====== DATA FOR REVIEW ======

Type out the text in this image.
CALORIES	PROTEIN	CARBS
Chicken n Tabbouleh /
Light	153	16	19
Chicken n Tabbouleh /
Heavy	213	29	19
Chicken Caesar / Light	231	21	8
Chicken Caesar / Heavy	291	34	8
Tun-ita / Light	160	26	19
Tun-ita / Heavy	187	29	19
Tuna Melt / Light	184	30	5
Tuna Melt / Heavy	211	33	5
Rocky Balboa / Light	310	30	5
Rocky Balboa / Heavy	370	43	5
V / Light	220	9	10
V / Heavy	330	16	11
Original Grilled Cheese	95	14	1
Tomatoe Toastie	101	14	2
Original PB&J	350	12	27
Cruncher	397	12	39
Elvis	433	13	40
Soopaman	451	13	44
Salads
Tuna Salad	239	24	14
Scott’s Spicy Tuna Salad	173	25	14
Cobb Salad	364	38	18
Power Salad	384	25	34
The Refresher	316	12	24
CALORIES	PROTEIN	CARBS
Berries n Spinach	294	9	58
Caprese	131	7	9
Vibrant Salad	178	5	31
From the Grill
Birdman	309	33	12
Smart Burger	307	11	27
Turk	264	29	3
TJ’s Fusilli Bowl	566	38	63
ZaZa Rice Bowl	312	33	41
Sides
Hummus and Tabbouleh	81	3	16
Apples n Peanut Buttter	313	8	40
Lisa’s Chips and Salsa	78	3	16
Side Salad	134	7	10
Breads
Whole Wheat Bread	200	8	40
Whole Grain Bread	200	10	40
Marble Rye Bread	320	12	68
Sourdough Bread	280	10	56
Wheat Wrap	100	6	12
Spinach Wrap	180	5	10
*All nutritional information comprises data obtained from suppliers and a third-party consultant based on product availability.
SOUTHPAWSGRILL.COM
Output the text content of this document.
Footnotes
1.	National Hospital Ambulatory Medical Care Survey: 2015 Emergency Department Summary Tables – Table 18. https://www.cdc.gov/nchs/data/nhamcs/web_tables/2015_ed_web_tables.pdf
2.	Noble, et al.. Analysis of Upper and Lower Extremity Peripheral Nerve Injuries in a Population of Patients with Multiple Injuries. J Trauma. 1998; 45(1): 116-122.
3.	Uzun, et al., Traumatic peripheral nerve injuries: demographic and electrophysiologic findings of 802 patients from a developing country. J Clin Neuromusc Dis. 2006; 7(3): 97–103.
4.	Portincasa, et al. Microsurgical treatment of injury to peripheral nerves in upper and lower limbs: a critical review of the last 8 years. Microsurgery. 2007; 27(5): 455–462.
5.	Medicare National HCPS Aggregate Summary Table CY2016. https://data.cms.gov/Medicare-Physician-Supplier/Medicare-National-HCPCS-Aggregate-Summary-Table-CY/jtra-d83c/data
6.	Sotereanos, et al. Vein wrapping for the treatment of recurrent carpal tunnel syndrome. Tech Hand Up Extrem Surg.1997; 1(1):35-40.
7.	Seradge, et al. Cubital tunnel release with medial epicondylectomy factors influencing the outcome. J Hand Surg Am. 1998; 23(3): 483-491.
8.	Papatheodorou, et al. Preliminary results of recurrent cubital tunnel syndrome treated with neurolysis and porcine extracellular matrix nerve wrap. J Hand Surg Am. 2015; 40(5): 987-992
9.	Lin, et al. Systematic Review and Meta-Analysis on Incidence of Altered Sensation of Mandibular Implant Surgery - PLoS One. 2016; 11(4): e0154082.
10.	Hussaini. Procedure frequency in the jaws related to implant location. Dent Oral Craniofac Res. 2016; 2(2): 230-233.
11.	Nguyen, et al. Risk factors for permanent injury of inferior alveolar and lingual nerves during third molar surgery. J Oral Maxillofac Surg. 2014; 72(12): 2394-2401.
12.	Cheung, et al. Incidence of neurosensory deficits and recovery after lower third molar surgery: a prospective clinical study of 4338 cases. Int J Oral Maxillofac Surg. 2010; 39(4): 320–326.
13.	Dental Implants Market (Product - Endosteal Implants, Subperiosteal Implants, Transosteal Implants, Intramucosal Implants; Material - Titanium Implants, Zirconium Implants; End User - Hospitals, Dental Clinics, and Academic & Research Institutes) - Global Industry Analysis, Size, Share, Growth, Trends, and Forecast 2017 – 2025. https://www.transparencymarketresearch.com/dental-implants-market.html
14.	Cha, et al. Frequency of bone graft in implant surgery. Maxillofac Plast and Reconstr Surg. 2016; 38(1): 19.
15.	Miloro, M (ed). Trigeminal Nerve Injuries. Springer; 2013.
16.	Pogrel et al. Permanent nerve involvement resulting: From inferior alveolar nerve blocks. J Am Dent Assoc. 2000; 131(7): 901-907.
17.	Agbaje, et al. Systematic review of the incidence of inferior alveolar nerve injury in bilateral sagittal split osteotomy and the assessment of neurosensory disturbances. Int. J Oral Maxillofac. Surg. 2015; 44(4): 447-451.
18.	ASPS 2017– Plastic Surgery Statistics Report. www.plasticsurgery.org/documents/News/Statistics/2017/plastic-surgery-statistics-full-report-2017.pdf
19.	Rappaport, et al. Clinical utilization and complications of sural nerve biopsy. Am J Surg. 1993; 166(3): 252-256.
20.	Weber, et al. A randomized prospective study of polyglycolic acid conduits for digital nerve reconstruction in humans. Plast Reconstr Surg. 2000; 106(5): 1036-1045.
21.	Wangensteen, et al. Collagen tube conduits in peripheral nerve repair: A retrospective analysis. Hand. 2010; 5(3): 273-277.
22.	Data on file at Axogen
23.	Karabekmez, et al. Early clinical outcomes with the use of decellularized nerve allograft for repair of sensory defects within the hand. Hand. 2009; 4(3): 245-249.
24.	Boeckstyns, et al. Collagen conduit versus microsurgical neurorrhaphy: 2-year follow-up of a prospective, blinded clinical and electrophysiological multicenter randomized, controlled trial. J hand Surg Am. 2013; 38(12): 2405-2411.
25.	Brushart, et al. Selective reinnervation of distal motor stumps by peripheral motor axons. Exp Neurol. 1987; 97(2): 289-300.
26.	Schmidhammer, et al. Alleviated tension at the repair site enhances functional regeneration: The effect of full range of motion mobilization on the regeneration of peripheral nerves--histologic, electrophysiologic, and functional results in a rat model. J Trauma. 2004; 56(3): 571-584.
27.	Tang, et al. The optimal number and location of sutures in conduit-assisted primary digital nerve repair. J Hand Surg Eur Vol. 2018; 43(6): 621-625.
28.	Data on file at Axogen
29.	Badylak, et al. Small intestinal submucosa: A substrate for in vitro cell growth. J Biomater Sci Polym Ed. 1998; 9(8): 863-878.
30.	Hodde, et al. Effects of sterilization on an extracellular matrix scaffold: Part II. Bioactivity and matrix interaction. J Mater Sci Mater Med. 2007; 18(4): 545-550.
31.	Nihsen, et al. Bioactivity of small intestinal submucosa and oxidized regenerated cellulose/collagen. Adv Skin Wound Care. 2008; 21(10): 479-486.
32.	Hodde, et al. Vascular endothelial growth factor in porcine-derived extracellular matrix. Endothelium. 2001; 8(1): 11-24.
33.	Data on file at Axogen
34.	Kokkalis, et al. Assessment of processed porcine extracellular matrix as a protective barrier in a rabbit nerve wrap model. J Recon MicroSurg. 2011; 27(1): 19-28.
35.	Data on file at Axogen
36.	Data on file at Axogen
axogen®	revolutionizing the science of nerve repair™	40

======

# WHAT TO DO
Transcribe the material above in full, keeping each word unchanged.

# WRITTEN ANSWER
Type out the text in this image.
CALORIES	PROTEIN	CARBS
Chicken n Tabbouleh /
Light	153	16	19
Chicken n Tabbouleh /
Heavy	213	29	19
Chicken Caesar / Light	231	21	8
Chicken Caesar / Heavy	291	34	8
Tun-ita / Light	160	26	19
Tun-ita / Heavy	187	29	19
Tuna Melt / Light	184	30	5
Tuna Melt / Heavy	211	33	5
Rocky Balboa / Light	310	30	5
Rocky Balboa / Heavy	370	43	5
V / Light	220	9	10
V / Heavy	330	16	11
Original Grilled Cheese	95	14	1
Tomatoe Toastie	101	14	2
Original PB&J	350	12	27
Cruncher	397	12	39
Elvis	433	13	40
Soopaman	451	13	44
Salads
Tuna Salad	239	24	14
Scott’s Spicy Tuna Salad	173	25	14
Cobb Salad	364	38	18
Power Salad	384	25	34
The Refresher	316	12	24
CALORIES	PROTEIN	CARBS
Berries n Spinach	294	9	58
Caprese	131	7	9
Vibrant Salad	178	5	31
From the Grill
Birdman	309	33	12
Smart Burger	307	11	27
Turk	264	29	3
TJ’s Fusilli Bowl	566	38	63
ZaZa Rice Bowl	312	33	41
Sides
Hummus and Tabbouleh	81	3	16
Apples n Peanut Buttter	313	8	40
Lisa’s Chips and Salsa	78	3	16
Side Salad	134	7	10
Breads
Whole Wheat Bread	200	8	40
Whole Grain Bread	200	10	40
Marble Rye Bread	320	12	68
Sourdough Bread	280	10	56
Wheat Wrap	100	6	12
Spinach Wrap	180	5	10
*All nutritional information comprises data obtained from suppliers and a third-party consultant based on product availability.
SOUTHPAWSGRILL.COM
Output the text content of this document.
Footnotes
1.	National Hospital Ambulatory Medical Care Survey: 2015 Emergency Department Summary Tables – Table 18. https://www.cdc.gov/nchs/data/nhamcs/web_tables/2015_ed_web_tables.pdf
2.	Noble, et al.. Analysis of Upper and Lower Extremity Peripheral Nerve Injuries in a Population of Patients with Multiple Injuries. J Trauma. 1998; 45(1): 116-122.
3.	Uzun, et al., Traumatic peripheral nerve injuries: demographic and electrophysiologic findings of 802 patients from a developing country. J Clin Neuromusc Dis. 2006; 7(3): 97–103.
4.	Portincasa, et al. Microsurgical treatment of injury to peripheral nerves in upper and lower limbs: a critical review of the last 8 years. Microsurgery. 2007; 27(5): 455–462.
5.	Medicare National HCPS Aggregate Summary Table CY2016. https://data.cms.gov/Medicare-Physician-Supplier/Medicare-National-HCPCS-Aggregate-Summary-Table-CY/jtra-d83c/data
6.	Sotereanos, et al. Vein wrapping for the treatment of recurrent carpal tunnel syndrome. Tech Hand Up Extrem Surg.1997; 1(1):35-40.
7.	Seradge, et al. Cubital tunnel release with medial epicondylectomy factors influencing the outcome. J Hand Surg Am. 1998; 23(3): 483-491.
8.	Papatheodorou, et al. Preliminary results of recurrent cubital tunnel syndrome treated with neurolysis and porcine extracellular matrix nerve wrap. J Hand Surg Am. 2015; 40(5): 987-992
9.	Lin, et al. Systematic Review and Meta-Analysis on Incidence of Altered Sensation of Mandibular Implant Surgery - PLoS One. 2016; 11(4): e0154082.
10.	Hussaini. Procedure frequency in the jaws related to implant location. Dent Oral Craniofac Res. 2016; 2(2): 230-233.
11.	Nguyen, et al. Risk factors for permanent injury of inferior alveolar and lingual nerves during third molar surgery. J Oral Maxillofac Surg. 2014; 72(12): 2394-2401.
12.	Cheung, et al. Incidence of neurosensory deficits and recovery after lower third molar surgery: a prospective clinical study of 4338 cases. Int J Oral Maxillofac Surg. 2010; 39(4): 320–326.
13.	Dental Implants Market (Product - Endosteal Implants, Subperiosteal Implants, Transosteal Implants, Intramucosal Implants; Material - Titanium Implants, Zirconium Implants; End User - Hospitals, Dental Clinics, and Academic & Research Institutes) - Global Industry Analysis, Size, Share, Growth, Trends, and Forecast 2017 – 2025. https://www.transparencymarketresearch.com/dental-implants-market.html
14.	Cha, et al. Frequency of bone graft in implant surgery. Maxillofac Plast and Reconstr Surg. 2016; 38(1): 19.
15.	Miloro, M (ed). Trigeminal Nerve Injuries. Springer; 2013.
16.	Pogrel et al. Permanent nerve involvement resulting: From inferior alveolar nerve blocks. J Am Dent Assoc. 2000; 131(7): 901-907.
17.	Agbaje, et al. Systematic review of the incidence of inferior alveolar nerve injury in bilateral sagittal split osteotomy and the assessment of neurosensory disturbances. Int. J Oral Maxillofac. Surg. 2015; 44(4): 447-451.
18.	ASPS 2017– Plastic Surgery Statistics Report. www.plasticsurgery.org/documents/News/Statistics/2017/plastic-surgery-statistics-full-report-2017.pdf
19.	Rappaport, et al. Clinical utilization and complications of sural nerve biopsy. Am J Surg. 1993; 166(3): 252-256.
20.	Weber, et al. A randomized prospective study of polyglycolic acid conduits for digital nerve reconstruction in humans. Plast Reconstr Surg. 2000; 106(5): 1036-1045.
21.	Wangensteen, et al. Collagen tube conduits in peripheral nerve repair: A retrospective analysis. Hand. 2010; 5(3): 273-277.
22.	Data on file at Axogen
23.	Karabekmez, et al. Early clinical outcomes with the use of decellularized nerve allograft for repair of sensory defects within the hand. Hand. 2009; 4(3): 245-249.
24.	Boeckstyns, et al. Collagen conduit versus microsurgical neurorrhaphy: 2-year follow-up of a prospective, blinded clinical and electrophysiological multicenter randomized, controlled trial. J hand Surg Am. 2013; 38(12): 2405-2411.
25.	Brushart, et al. Selective reinnervation of distal motor stumps by peripheral motor axons. Exp Neurol. 1987; 97(2): 289-300.
26.	Schmidhammer, et al. Alleviated tension at the repair site enhances functional regeneration: The effect of full range of motion mobilization on the regeneration of peripheral nerves--histologic, electrophysiologic, and functional results in a rat model. J Trauma. 2004; 56(3): 571-584.
27.	Tang, et al. The optimal number and location of sutures in conduit-assisted primary digital nerve repair. J Hand Surg Eur Vol. 2018; 43(6): 621-625.
28.	Data on file at Axogen
29.	Badylak, et al. Small intestinal submucosa: A substrate for in vitro cell growth. J Biomater Sci Polym Ed. 1998; 9(8): 863-878.
30.	Hodde, et al. Effects of sterilization on an extracellular matrix scaffold: Part II. Bioactivity and matrix interaction. J Mater Sci Mater Med. 2007; 18(4): 545-550.
31.	Nihsen, et al. Bioactivity of small intestinal submucosa and oxidized regenerated cellulose/collagen. Adv Skin Wound Care. 2008; 21(10): 479-486.
32.	Hodde, et al. Vascular endothelial growth factor in porcine-derived extracellular matrix. Endothelium. 2001; 8(1): 11-24.
33.	Data on file at Axogen
34.	Kokkalis, et al. Assessment of processed porcine extracellular matrix as a protective barrier in a rabbit nerve wrap model. J Recon MicroSurg. 2011; 27(1): 19-28.
35.	Data on file at Axogen
36.	Data on file at Axogen
axogen®	revolutionizing the science of nerve repair™	40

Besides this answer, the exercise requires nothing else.